Rows from a dataset:
* * * *

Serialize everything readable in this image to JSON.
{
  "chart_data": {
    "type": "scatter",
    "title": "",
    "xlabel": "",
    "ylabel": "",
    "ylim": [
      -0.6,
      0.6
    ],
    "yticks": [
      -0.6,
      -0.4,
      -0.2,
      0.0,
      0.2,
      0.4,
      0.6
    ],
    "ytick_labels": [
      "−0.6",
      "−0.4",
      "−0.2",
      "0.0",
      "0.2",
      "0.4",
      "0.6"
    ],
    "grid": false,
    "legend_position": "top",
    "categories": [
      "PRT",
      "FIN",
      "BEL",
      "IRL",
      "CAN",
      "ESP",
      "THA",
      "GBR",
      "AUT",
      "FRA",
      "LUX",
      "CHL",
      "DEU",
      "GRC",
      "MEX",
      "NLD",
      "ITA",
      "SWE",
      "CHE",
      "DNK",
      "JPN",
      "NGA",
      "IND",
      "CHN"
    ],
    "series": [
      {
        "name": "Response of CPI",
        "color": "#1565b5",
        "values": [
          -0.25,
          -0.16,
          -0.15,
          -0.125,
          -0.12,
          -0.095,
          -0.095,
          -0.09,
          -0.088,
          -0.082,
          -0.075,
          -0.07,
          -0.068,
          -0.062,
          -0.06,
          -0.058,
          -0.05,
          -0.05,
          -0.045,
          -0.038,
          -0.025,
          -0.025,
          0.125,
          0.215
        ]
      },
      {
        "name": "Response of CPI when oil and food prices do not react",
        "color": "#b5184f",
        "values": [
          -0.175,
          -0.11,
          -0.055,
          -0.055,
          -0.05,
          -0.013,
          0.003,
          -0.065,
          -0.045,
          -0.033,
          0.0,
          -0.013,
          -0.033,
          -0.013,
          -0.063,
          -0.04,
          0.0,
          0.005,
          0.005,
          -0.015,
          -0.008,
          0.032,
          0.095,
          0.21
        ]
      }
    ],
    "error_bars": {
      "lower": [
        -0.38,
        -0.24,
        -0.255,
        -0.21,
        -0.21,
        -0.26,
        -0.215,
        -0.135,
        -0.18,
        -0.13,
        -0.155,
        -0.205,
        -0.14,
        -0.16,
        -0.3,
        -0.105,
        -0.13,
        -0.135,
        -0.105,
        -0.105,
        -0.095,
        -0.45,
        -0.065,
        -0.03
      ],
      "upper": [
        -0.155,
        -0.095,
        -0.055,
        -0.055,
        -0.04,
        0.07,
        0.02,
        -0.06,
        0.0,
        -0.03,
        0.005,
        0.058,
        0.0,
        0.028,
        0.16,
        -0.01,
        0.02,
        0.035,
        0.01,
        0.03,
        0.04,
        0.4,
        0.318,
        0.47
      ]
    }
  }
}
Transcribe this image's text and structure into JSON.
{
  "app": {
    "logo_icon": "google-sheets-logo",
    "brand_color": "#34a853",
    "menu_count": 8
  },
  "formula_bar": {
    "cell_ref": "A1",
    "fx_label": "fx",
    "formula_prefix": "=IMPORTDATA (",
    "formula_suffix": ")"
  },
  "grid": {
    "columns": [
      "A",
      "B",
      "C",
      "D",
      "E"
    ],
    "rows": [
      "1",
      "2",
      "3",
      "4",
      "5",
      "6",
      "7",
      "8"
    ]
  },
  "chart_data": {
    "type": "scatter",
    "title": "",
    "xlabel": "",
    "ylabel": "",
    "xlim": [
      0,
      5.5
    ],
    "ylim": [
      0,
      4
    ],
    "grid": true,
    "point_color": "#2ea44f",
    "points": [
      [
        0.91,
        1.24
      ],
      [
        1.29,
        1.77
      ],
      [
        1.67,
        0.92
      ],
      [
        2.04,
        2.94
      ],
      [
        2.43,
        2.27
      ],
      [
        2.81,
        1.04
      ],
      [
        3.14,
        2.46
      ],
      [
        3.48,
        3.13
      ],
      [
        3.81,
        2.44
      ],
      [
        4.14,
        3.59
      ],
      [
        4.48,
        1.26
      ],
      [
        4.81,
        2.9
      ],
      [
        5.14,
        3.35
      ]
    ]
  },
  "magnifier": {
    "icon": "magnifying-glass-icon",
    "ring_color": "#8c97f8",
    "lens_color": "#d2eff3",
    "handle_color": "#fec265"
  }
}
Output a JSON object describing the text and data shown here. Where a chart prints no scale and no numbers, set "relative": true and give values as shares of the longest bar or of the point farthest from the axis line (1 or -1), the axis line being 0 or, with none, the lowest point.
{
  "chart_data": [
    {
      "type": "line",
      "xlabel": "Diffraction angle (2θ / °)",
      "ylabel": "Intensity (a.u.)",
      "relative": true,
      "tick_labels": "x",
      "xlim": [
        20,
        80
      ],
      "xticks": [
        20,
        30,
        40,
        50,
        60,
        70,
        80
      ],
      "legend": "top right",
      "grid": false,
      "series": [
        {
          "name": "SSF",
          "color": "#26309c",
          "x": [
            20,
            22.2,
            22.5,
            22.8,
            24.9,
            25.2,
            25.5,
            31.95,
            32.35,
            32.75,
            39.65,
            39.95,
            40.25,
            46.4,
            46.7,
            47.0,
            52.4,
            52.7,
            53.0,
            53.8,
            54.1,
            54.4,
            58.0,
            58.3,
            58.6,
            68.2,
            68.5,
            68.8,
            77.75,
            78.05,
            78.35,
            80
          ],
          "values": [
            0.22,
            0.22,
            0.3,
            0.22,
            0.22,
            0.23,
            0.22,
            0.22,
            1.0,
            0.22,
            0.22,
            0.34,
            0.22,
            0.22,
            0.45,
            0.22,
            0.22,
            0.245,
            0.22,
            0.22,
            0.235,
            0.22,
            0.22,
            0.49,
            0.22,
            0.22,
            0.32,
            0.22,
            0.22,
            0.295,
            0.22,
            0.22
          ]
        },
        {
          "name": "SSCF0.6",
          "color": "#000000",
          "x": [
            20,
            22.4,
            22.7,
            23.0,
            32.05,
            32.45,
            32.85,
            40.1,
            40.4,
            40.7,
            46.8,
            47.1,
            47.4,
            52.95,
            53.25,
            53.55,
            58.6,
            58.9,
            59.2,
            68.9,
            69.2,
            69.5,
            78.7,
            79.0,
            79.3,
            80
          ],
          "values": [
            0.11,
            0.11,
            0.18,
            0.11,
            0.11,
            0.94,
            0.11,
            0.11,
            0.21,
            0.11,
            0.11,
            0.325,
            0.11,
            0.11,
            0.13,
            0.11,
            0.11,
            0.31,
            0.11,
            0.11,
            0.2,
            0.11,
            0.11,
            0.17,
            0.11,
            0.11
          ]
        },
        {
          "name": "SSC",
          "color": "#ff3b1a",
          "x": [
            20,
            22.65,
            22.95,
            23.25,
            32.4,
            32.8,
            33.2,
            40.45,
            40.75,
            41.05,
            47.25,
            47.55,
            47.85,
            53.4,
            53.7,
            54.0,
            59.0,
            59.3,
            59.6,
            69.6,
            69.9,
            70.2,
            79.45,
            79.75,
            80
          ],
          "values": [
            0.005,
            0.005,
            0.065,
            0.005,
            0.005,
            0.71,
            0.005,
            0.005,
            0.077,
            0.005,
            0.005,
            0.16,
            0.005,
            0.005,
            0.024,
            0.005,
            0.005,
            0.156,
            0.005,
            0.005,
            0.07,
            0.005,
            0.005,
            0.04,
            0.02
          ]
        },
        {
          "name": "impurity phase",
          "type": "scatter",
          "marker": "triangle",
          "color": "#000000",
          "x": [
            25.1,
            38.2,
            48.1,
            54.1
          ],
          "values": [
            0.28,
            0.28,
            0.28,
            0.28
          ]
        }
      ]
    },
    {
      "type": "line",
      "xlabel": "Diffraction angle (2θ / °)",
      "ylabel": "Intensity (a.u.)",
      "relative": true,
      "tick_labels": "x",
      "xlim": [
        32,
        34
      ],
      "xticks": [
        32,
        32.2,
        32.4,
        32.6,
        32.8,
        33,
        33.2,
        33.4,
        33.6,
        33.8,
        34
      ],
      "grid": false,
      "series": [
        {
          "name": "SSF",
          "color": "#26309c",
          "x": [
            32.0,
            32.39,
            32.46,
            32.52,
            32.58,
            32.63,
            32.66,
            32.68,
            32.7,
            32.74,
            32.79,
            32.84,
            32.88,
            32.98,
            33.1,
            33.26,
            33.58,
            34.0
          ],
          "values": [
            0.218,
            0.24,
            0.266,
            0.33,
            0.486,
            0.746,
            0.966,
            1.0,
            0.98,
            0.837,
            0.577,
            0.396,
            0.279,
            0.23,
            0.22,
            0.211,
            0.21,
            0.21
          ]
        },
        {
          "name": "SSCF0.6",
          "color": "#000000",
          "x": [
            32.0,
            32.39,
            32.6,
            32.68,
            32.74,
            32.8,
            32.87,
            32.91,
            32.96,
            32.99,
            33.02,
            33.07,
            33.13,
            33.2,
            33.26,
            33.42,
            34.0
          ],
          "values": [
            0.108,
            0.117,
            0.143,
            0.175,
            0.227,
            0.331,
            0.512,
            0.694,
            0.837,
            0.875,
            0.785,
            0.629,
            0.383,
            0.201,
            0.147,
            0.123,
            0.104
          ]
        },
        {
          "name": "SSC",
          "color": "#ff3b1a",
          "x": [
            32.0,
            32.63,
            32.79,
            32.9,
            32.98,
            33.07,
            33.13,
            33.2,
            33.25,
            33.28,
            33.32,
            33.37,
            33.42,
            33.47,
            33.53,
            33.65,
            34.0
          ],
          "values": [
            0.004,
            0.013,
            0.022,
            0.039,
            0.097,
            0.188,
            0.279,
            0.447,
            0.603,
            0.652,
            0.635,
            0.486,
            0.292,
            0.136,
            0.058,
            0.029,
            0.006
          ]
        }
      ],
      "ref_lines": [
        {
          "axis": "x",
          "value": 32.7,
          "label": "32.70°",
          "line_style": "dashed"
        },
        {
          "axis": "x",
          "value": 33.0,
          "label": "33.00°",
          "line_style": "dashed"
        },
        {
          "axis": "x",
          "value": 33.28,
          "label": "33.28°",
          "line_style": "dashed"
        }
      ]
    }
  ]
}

* * * *

▶ **EXERCISE DETAILS**:
How many lines of the records contain the string "true"? Respond with the number alone.

▶ **RESPONSE FOR THIS EXERCISE**:
4